Supplied material:

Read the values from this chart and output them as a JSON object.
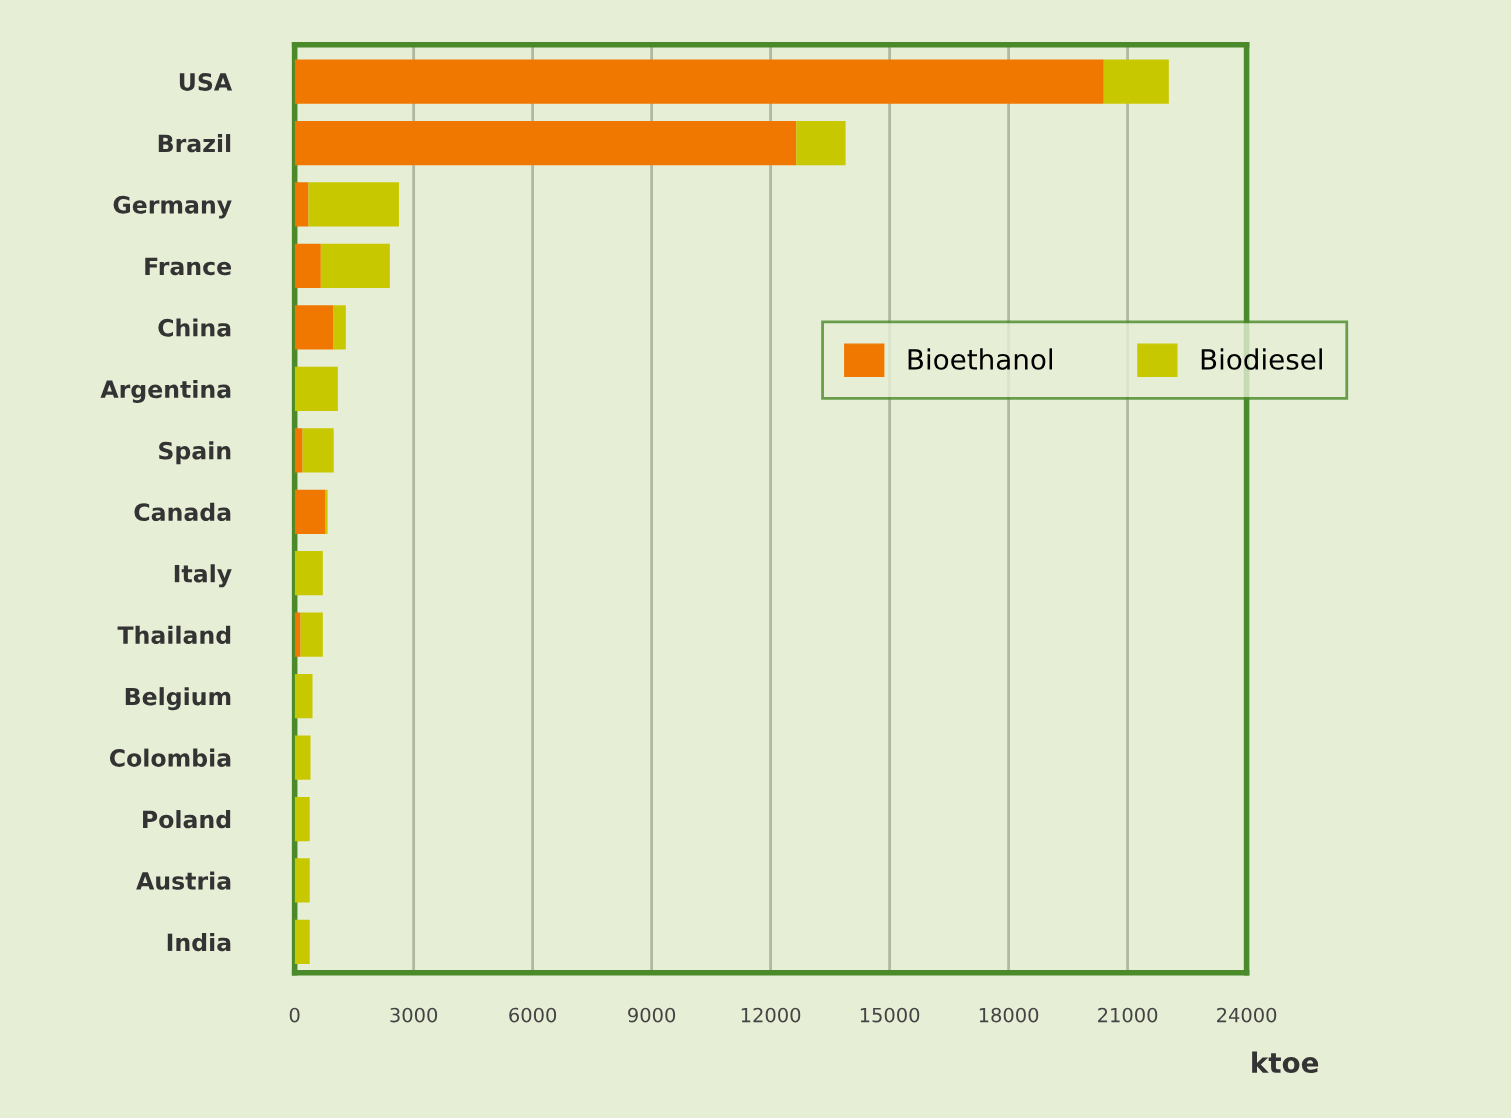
{
  "chart_data": {
    "type": "bar",
    "orientation": "horizontal",
    "stacked": true,
    "categories": [
      "USA",
      "Brazil",
      "Germany",
      "France",
      "China",
      "Argentina",
      "Spain",
      "Canada",
      "Italy",
      "Thailand",
      "Belgium",
      "Colombia",
      "Poland",
      "Austria",
      "India"
    ],
    "series": [
      {
        "name": "Bioethanol",
        "color": "#f07800",
        "values": [
          20400,
          12650,
          350,
          660,
          980,
          0,
          200,
          780,
          0,
          150,
          0,
          0,
          0,
          0,
          0
        ]
      },
      {
        "name": "Biodiesel",
        "color": "#c8c800",
        "values": [
          1640,
          1240,
          2280,
          1740,
          310,
          1090,
          785,
          50,
          710,
          560,
          450,
          400,
          380,
          380,
          380
        ]
      }
    ],
    "xlabel": "ktoe",
    "xlim": [
      0,
      24000
    ],
    "xticks": [
      0,
      3000,
      6000,
      9000,
      12000,
      15000,
      18000,
      21000,
      24000
    ],
    "grid": "x",
    "legend": "right"
  }
}
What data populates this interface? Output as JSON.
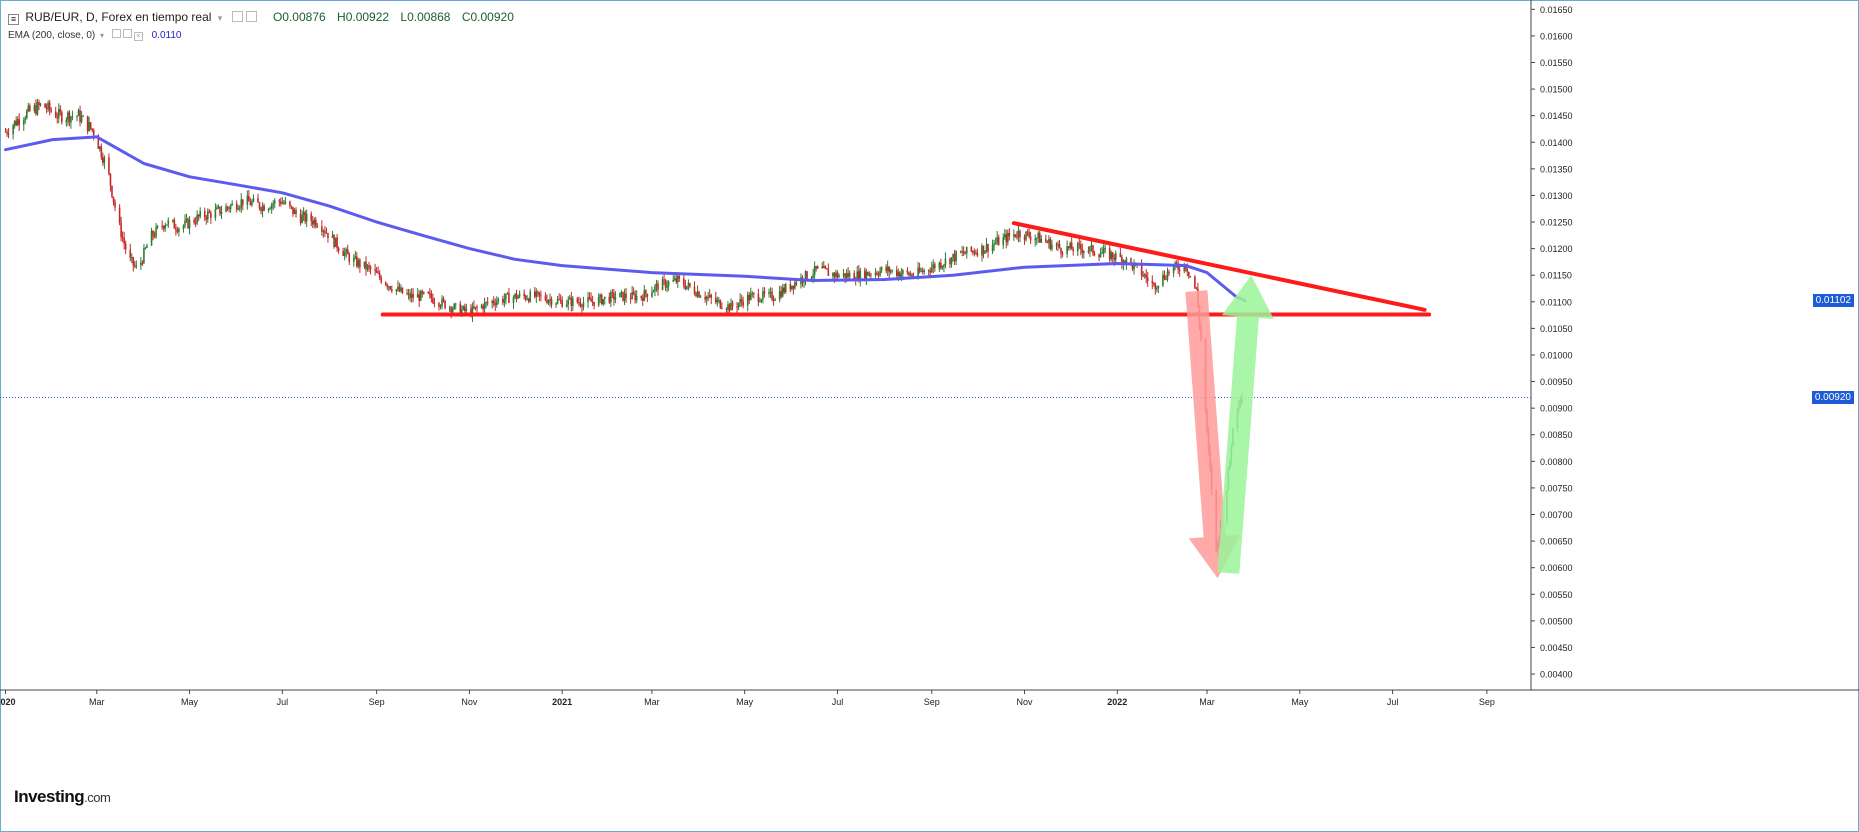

Work instructions: Write the entries above out again exactly, but not the pictures.

Complete output:
Read the values from this chart and output them as a JSON object.
{
  "chart_data": {
    "type": "bar",
    "orientation": "horizontal",
    "stacked": true,
    "categories": [
      "USA",
      "Brazil",
      "Germany",
      "France",
      "China",
      "Argentina",
      "Spain",
      "Canada",
      "Italy",
      "Thailand",
      "Belgium",
      "Colombia",
      "Poland",
      "Austria",
      "India"
    ],
    "series": [
      {
        "name": "Bioethanol",
        "color": "#f07800",
        "values": [
          20400,
          12650,
          350,
          660,
          980,
          0,
          200,
          780,
          0,
          150,
          0,
          0,
          0,
          0,
          0
        ]
      },
      {
        "name": "Biodiesel",
        "color": "#c8c800",
        "values": [
          1640,
          1240,
          2280,
          1740,
          310,
          1090,
          785,
          50,
          710,
          560,
          450,
          400,
          380,
          380,
          380
        ]
      }
    ],
    "xlabel": "ktoe",
    "xlim": [
      0,
      24000
    ],
    "xticks": [
      0,
      3000,
      6000,
      9000,
      12000,
      15000,
      18000,
      21000,
      24000
    ],
    "grid": "x",
    "legend": "right"
  }
}
What data populates this interface? Output as JSON.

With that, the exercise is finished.